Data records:

————————

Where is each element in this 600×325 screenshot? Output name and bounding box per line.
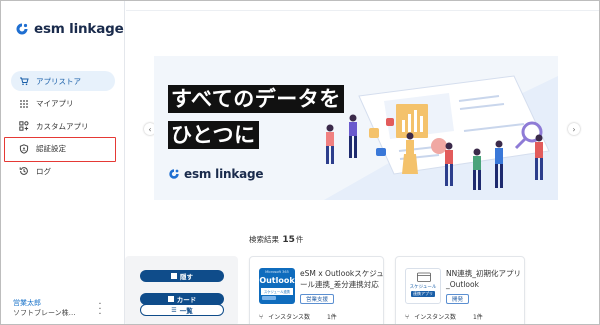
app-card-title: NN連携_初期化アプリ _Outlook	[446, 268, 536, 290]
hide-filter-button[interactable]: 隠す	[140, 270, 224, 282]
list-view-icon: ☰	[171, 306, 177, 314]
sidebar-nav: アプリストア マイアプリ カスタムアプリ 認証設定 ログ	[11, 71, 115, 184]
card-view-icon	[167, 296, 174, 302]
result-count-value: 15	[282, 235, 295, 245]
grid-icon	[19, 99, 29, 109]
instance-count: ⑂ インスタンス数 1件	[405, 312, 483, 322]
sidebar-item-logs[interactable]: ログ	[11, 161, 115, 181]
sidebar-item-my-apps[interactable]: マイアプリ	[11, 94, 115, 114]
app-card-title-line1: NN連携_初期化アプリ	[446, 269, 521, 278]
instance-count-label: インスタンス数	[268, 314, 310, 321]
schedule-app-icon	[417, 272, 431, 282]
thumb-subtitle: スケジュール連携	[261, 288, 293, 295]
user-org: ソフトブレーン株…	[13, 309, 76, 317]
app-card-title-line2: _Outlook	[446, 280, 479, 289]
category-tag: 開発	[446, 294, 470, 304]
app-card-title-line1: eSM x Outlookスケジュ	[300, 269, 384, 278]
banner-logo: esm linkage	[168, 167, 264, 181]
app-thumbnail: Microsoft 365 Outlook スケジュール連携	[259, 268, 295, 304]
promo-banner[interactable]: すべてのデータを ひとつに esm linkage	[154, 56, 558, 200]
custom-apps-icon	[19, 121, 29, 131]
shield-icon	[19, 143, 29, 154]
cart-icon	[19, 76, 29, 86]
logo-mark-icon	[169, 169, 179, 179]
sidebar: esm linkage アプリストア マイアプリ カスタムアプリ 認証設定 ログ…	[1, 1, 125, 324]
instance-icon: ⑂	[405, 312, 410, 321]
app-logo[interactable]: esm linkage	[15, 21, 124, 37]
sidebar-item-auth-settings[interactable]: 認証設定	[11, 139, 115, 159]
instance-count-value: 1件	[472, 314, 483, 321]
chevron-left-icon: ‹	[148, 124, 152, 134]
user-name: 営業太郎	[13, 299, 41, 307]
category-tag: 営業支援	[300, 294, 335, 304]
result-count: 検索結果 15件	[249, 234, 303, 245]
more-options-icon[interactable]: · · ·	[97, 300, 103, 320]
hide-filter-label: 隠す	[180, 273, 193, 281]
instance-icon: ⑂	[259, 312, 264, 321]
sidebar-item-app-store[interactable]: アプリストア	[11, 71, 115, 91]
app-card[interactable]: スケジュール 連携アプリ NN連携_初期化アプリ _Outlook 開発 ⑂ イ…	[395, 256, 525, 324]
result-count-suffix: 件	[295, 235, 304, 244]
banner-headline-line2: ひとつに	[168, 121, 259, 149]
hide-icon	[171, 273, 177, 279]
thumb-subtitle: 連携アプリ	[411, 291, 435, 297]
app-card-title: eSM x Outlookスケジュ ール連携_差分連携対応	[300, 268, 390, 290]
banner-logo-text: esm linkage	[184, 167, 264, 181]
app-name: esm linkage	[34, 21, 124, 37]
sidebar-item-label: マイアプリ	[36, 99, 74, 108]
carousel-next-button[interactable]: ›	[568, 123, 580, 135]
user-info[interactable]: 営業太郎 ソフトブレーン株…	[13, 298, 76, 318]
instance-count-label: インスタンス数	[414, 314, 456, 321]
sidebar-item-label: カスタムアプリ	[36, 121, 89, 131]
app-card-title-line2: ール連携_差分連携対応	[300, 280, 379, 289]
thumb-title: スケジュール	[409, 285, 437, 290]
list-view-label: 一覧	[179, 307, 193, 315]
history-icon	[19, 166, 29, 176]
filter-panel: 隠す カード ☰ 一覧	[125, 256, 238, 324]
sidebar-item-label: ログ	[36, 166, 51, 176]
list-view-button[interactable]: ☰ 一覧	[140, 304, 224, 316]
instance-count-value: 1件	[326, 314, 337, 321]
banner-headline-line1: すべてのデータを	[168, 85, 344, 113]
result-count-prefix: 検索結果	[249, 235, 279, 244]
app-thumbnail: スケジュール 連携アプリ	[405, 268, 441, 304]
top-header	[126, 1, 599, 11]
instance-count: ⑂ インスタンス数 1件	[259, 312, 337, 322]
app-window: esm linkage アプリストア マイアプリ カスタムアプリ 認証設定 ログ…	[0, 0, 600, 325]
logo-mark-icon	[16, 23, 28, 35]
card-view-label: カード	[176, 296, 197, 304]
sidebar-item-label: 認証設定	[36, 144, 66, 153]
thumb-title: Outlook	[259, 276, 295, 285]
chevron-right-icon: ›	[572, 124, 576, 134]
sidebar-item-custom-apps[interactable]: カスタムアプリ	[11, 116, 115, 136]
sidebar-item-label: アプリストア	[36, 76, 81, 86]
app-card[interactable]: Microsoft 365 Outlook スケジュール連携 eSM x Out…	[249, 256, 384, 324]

————————

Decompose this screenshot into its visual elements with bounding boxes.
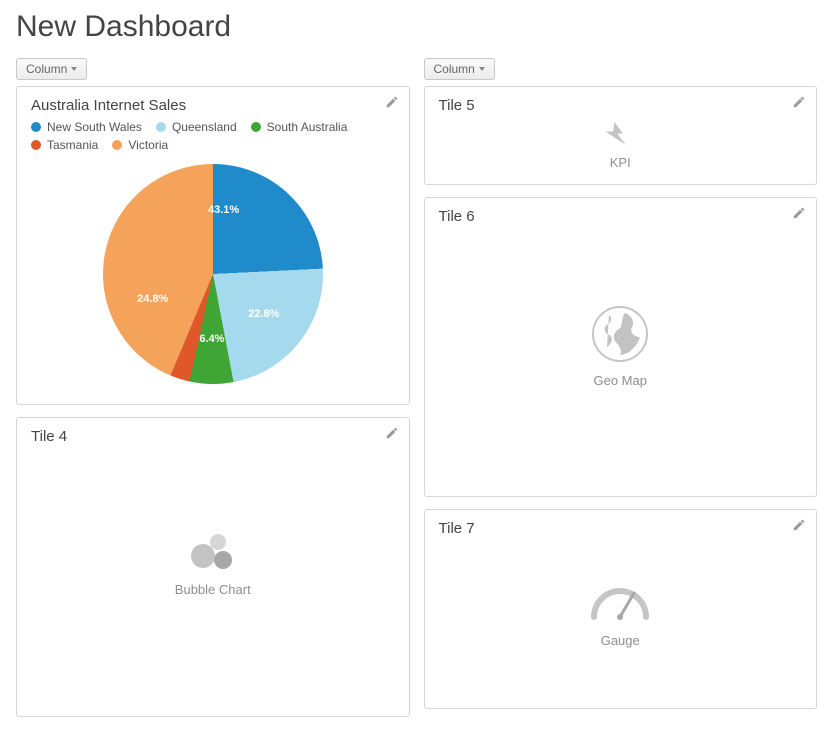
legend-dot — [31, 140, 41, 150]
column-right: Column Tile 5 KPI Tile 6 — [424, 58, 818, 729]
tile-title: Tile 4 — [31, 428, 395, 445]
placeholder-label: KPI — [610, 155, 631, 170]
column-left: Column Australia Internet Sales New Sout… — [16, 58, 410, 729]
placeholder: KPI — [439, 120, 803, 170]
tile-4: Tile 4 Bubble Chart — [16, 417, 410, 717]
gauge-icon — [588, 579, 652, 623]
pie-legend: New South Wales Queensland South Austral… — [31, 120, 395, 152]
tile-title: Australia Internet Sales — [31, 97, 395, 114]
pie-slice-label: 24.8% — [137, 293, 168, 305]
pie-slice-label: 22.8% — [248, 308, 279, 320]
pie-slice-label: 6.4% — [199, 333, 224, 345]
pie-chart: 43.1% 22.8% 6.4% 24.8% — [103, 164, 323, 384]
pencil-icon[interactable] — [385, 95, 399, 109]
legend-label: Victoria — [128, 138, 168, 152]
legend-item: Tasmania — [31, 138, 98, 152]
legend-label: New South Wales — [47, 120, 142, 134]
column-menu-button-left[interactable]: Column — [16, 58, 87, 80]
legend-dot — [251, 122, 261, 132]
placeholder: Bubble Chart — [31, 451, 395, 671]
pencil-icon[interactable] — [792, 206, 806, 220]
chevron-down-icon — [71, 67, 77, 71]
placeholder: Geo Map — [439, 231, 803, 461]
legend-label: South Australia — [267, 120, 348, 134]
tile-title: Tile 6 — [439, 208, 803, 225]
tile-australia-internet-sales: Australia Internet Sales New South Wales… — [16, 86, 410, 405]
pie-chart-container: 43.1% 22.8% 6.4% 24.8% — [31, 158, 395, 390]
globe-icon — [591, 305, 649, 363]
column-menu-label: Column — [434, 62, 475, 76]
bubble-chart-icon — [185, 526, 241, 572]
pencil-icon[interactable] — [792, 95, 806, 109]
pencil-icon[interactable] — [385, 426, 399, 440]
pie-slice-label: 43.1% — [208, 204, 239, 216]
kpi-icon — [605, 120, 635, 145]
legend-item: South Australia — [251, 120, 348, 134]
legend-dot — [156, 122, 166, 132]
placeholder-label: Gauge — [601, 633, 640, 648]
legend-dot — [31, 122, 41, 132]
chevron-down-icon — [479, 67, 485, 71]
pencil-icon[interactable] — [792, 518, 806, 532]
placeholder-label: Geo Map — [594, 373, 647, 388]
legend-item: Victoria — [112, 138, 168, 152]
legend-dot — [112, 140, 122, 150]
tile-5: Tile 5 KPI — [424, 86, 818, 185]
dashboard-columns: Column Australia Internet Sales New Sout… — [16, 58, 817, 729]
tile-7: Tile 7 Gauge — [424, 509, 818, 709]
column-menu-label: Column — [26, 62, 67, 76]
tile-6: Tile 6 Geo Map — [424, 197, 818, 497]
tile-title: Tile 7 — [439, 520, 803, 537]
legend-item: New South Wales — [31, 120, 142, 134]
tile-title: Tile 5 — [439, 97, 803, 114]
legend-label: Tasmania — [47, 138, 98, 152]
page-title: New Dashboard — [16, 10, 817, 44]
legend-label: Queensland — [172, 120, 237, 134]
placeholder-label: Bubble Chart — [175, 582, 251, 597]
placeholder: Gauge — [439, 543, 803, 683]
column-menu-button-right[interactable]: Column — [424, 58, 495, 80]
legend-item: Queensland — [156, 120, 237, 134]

————————

Aim
Put the entries from the line containing "legend-dot — [31, 140, 41, 150]" through the line containing "pie-slice-label: 24.8% — [137, 293, 168, 305]", both included, into a numbered list with any blank lines left out.

Output
1. legend-dot — [31, 140, 41, 150]
2. column-right: Column Tile 5 KPI Tile 6 — [424, 58, 818, 729]
3. tile-title: Tile 4 — [31, 428, 395, 445]
4. placeholder-label: KPI — [610, 155, 631, 170]
5. column-left: Column Australia Internet Sales New Sout… — [16, 58, 410, 729]
6. placeholder: KPI — [439, 120, 803, 170]
7. tile-4: Tile 4 Bubble Chart — [16, 417, 410, 717]
8. gauge-icon — [588, 579, 652, 623]
9. pie-legend: New South Wales Queensland South Austral… — [31, 120, 395, 152]
10. tile-title: Australia Internet Sales — [31, 97, 395, 114]
11. pie-slice-label: 24.8% — [137, 293, 168, 305]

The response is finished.